(Records)
* Begin *

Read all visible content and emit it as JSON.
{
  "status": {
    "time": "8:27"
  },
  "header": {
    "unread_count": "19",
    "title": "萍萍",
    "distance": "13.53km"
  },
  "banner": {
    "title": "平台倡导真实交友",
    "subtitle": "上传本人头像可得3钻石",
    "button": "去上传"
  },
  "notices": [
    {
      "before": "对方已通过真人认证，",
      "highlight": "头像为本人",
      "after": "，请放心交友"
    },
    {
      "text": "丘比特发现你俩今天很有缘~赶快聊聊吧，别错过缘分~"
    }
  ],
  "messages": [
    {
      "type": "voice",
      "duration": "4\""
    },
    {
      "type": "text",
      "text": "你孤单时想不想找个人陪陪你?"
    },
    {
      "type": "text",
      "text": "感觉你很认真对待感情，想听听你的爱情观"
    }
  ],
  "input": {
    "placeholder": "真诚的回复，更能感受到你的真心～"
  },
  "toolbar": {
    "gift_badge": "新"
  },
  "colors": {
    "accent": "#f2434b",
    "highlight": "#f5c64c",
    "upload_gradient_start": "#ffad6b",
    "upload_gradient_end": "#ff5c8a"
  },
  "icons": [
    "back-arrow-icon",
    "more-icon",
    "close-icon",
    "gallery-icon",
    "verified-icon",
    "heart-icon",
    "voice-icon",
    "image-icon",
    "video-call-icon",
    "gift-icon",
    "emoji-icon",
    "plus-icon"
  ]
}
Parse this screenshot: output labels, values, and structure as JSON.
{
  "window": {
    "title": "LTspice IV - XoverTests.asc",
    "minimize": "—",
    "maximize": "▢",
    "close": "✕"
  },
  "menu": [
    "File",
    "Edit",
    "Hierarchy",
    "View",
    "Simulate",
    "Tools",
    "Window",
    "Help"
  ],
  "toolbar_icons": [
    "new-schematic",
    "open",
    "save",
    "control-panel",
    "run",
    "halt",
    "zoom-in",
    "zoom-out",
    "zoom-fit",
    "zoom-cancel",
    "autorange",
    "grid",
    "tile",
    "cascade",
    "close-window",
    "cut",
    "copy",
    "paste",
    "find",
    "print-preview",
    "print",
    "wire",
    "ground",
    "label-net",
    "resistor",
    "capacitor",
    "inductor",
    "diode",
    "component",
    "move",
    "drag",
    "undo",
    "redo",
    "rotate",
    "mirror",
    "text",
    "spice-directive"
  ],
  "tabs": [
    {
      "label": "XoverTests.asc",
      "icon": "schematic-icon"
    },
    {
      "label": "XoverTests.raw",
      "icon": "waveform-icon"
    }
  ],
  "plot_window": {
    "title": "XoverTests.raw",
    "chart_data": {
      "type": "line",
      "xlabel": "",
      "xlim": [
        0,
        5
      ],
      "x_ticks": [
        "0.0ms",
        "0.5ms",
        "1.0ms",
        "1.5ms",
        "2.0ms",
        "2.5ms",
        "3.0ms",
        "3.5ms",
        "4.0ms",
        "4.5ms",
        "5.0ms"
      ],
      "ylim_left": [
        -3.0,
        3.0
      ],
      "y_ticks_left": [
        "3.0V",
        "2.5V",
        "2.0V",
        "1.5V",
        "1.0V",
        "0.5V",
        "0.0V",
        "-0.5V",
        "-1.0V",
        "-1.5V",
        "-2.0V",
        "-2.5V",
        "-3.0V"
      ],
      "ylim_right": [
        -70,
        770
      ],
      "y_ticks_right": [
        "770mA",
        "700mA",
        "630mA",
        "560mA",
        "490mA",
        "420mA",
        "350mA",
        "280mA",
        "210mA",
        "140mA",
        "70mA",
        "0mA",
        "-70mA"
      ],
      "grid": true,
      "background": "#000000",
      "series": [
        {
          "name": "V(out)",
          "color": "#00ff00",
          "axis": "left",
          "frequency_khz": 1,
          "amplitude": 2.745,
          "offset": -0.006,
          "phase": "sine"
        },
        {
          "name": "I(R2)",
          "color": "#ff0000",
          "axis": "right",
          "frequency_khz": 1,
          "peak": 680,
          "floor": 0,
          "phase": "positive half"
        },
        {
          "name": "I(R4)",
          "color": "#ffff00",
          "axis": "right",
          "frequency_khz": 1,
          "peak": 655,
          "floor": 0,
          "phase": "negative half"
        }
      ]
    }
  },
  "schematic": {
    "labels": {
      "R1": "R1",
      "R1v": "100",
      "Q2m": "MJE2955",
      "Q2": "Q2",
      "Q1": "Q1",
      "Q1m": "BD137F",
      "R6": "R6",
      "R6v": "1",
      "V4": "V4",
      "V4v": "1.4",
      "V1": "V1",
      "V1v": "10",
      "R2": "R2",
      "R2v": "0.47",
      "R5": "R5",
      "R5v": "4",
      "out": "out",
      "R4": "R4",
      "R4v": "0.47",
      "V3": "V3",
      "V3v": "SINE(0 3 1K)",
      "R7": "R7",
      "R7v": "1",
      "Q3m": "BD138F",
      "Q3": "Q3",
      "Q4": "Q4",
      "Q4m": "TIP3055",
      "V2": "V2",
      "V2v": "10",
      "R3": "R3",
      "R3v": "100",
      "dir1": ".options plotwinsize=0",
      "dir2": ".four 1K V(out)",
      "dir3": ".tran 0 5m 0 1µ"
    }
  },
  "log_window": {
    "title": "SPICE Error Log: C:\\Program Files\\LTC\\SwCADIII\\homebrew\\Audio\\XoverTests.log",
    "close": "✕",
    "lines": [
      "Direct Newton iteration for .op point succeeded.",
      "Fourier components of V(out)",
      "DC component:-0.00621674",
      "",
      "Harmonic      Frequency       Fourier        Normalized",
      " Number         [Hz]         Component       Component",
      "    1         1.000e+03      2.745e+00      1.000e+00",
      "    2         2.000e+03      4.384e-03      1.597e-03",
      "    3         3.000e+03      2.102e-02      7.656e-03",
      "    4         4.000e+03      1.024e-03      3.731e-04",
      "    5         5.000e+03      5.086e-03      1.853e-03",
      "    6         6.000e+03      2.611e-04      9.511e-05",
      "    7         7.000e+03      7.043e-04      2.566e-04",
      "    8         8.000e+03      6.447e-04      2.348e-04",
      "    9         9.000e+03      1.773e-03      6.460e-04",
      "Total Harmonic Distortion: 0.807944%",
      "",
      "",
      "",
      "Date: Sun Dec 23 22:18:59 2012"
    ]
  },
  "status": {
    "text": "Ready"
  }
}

* End *

* [To do]
Every line that holds the string "labels" should be returned.

* [Correct answer]
Parse this screenshot: output labels, values, and structure as JSON.
    "labels": {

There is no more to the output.